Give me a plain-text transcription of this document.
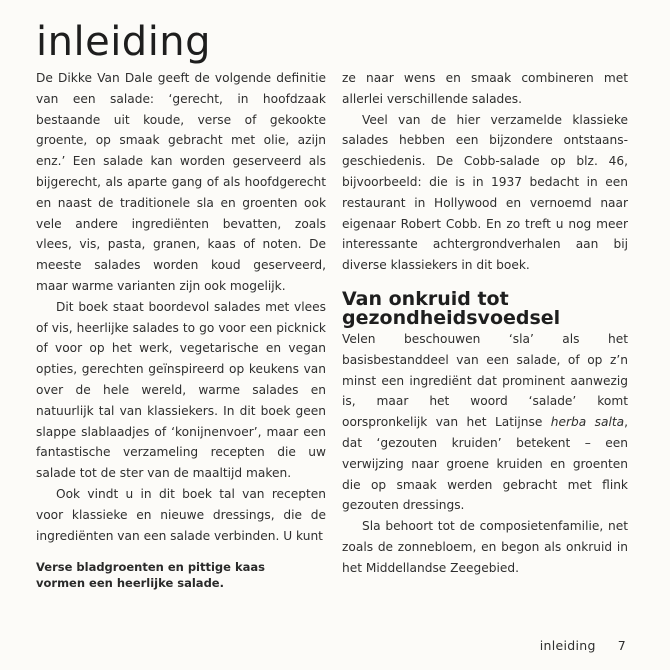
inleiding

De Dikke Van Dale geeft de volgende definitie van een salade: ‘gerecht, in hoofdzaak bestaande uit koude, verse of gekookte groente, op smaak gebracht met olie, azijn enz.’ Een salade kan worden geserveerd als bijgerecht, als aparte gang of als hoofdgerecht en naast de traditionele sla en groenten ook vele andere ingrediënten bevatten, zoals vlees, vis, pasta, granen, kaas of noten. De meeste salades worden koud geserveerd, maar warme varianten zijn ook mogelijk.

Dit boek staat boordevol salades met vlees of vis, heerlijke salades to go voor een picknick of voor op het werk, vegetarische en vegan opties, gerechten geïnspireerd op keukens van over de hele wereld, warme salades en natuurlijk tal van klassiekers. In dit boek geen slappe slablaadjes of ‘konijnenvoer’, maar een fantastische verzameling recepten die uw salade tot de ster van de maaltijd maken.

Ook vindt u in dit boek tal van recepten voor klassieke en nieuwe dressings, die de ingrediënten van een salade verbinden. U kunt

ze naar wens en smaak combineren met allerlei verschillende salades.

Veel van de hier verzamelde klassieke salades hebben een bijzondere ontstaans-geschiedenis. De Cobb-salade op blz. 46, bijvoorbeeld: die is in 1937 bedacht in een restaurant in Hollywood en vernoemd naar eigenaar Robert Cobb. En zo treft u nog meer interessante achtergrondverhalen aan bij diverse klassiekers in dit boek.

Van onkruid tot gezondheidsvoedsel

Velen beschouwen ‘sla’ als het basisbestanddeel van een salade, of op z’n minst een ingrediënt dat prominent aanwezig is, maar het woord ‘salade’ komt oorspronkelijk van het Latijnse herba salta, dat ‘gezouten kruiden’ betekent – een verwijzing naar groene kruiden en groenten die op smaak werden gebracht met flink gezouten dressings.

Sla behoort tot de composietenfamilie, net zoals de zonnebloem, en begon als onkruid in het Middellandse Zeegebied.

Verse bladgroenten en pittige kaas vormen een heerlijke salade.

inleiding 7
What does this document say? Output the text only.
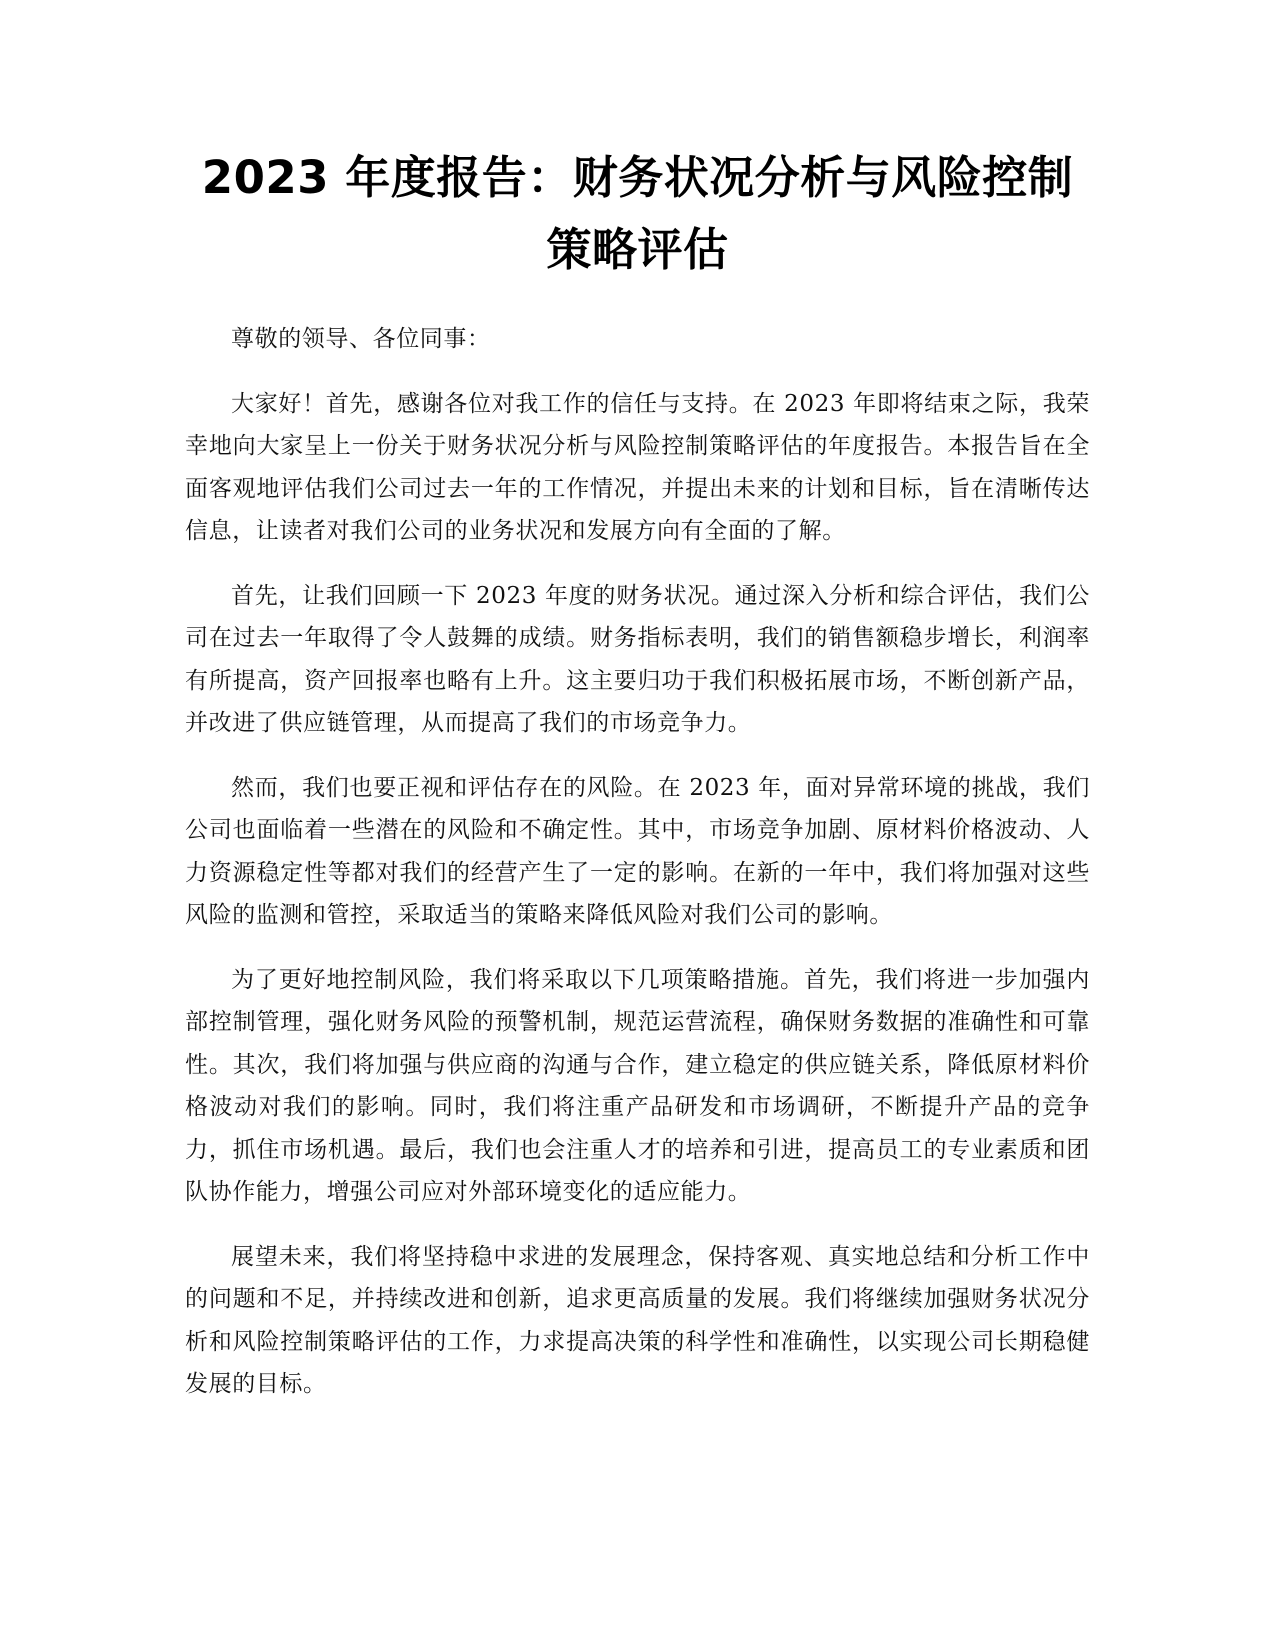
2023 年度报告：财务状况分析与风险控制策略评估

尊敬的领导、各位同事：

大家好！首先，感谢各位对我工作的信任与支持。在 2023 年即将结束之际，我荣幸地向大家呈上一份关于财务状况分析与风险控制策略评估的年度报告。本报告旨在全面客观地评估我们公司过去一年的工作情况，并提出未来的计划和目标，旨在清晰传达信息，让读者对我们公司的业务状况和发展方向有全面的了解。

首先，让我们回顾一下 2023 年度的财务状况。通过深入分析和综合评估，我们公司在过去一年取得了令人鼓舞的成绩。财务指标表明，我们的销售额稳步增长，利润率有所提高，资产回报率也略有上升。这主要归功于我们积极拓展市场，不断创新产品，并改进了供应链管理，从而提高了我们的市场竞争力。

然而，我们也要正视和评估存在的风险。在 2023 年，面对异常环境的挑战，我们公司也面临着一些潜在的风险和不确定性。其中，市场竞争加剧、原材料价格波动、人力资源稳定性等都对我们的经营产生了一定的影响。在新的一年中，我们将加强对这些风险的监测和管控，采取适当的策略来降低风险对我们公司的影响。

为了更好地控制风险，我们将采取以下几项策略措施。首先，我们将进一步加强内部控制管理，强化财务风险的预警机制，规范运营流程，确保财务数据的准确性和可靠性。其次，我们将加强与供应商的沟通与合作，建立稳定的供应链关系，降低原材料价格波动对我们的影响。同时，我们将注重产品研发和市场调研，不断提升产品的竞争力，抓住市场机遇。最后，我们也会注重人才的培养和引进，提高员工的专业素质和团队协作能力，增强公司应对外部环境变化的适应能力。

展望未来，我们将坚持稳中求进的发展理念，保持客观、真实地总结和分析工作中的问题和不足，并持续改进和创新，追求更高质量的发展。我们将继续加强财务状况分析和风险控制策略评估的工作，力求提高决策的科学性和准确性，以实现公司长期稳健发展的目标。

* _DIRECTIVE_: Reproduce the material in full, word for word, and omit the pictures.

* _RESPONSE BELOW_:
Give me a plain-text transcription of this document.
inleiding

De Dikke Van Dale geeft de volgende definitie van een salade: ‘gerecht, in hoofdzaak bestaande uit koude, verse of gekookte groente, op smaak gebracht met olie, azijn enz.’ Een salade kan worden geserveerd als bijgerecht, als aparte gang of als hoofdgerecht en naast de traditionele sla en groenten ook vele andere ingrediënten bevatten, zoals vlees, vis, pasta, granen, kaas of noten. De meeste salades worden koud geserveerd, maar warme varianten zijn ook mogelijk.

Dit boek staat boordevol salades met vlees of vis, heerlijke salades to go voor een picknick of voor op het werk, vegetarische en vegan opties, gerechten geïnspireerd op keukens van over de hele wereld, warme salades en natuurlijk tal van klassiekers. In dit boek geen slappe slablaadjes of ‘konijnenvoer’, maar een fantastische verzameling recepten die uw salade tot de ster van de maaltijd maken.

Ook vindt u in dit boek tal van recepten voor klassieke en nieuwe dressings, die de ingrediënten van een salade verbinden. U kunt

ze naar wens en smaak combineren met allerlei verschillende salades.

Veel van de hier verzamelde klassieke salades hebben een bijzondere ontstaans-geschiedenis. De Cobb-salade op blz. 46, bijvoorbeeld: die is in 1937 bedacht in een restaurant in Hollywood en vernoemd naar eigenaar Robert Cobb. En zo treft u nog meer interessante achtergrondverhalen aan bij diverse klassiekers in dit boek.

Van onkruid tot gezondheidsvoedsel

Velen beschouwen ‘sla’ als het basisbestanddeel van een salade, of op z’n minst een ingrediënt dat prominent aanwezig is, maar het woord ‘salade’ komt oorspronkelijk van het Latijnse herba salta, dat ‘gezouten kruiden’ betekent – een verwijzing naar groene kruiden en groenten die op smaak werden gebracht met flink gezouten dressings.

Sla behoort tot de composietenfamilie, net zoals de zonnebloem, en begon als onkruid in het Middellandse Zeegebied.

Verse bladgroenten en pittige kaas vormen een heerlijke salade.

inleiding 7
What does this document say? Output the text only.
2023 年度报告：财务状况分析与风险控制策略评估

尊敬的领导、各位同事：

大家好！首先，感谢各位对我工作的信任与支持。在 2023 年即将结束之际，我荣幸地向大家呈上一份关于财务状况分析与风险控制策略评估的年度报告。本报告旨在全面客观地评估我们公司过去一年的工作情况，并提出未来的计划和目标，旨在清晰传达信息，让读者对我们公司的业务状况和发展方向有全面的了解。

首先，让我们回顾一下 2023 年度的财务状况。通过深入分析和综合评估，我们公司在过去一年取得了令人鼓舞的成绩。财务指标表明，我们的销售额稳步增长，利润率有所提高，资产回报率也略有上升。这主要归功于我们积极拓展市场，不断创新产品，并改进了供应链管理，从而提高了我们的市场竞争力。

然而，我们也要正视和评估存在的风险。在 2023 年，面对异常环境的挑战，我们公司也面临着一些潜在的风险和不确定性。其中，市场竞争加剧、原材料价格波动、人力资源稳定性等都对我们的经营产生了一定的影响。在新的一年中，我们将加强对这些风险的监测和管控，采取适当的策略来降低风险对我们公司的影响。

为了更好地控制风险，我们将采取以下几项策略措施。首先，我们将进一步加强内部控制管理，强化财务风险的预警机制，规范运营流程，确保财务数据的准确性和可靠性。其次，我们将加强与供应商的沟通与合作，建立稳定的供应链关系，降低原材料价格波动对我们的影响。同时，我们将注重产品研发和市场调研，不断提升产品的竞争力，抓住市场机遇。最后，我们也会注重人才的培养和引进，提高员工的专业素质和团队协作能力，增强公司应对外部环境变化的适应能力。

展望未来，我们将坚持稳中求进的发展理念，保持客观、真实地总结和分析工作中的问题和不足，并持续改进和创新，追求更高质量的发展。我们将继续加强财务状况分析和风险控制策略评估的工作，力求提高决策的科学性和准确性，以实现公司长期稳健发展的目标。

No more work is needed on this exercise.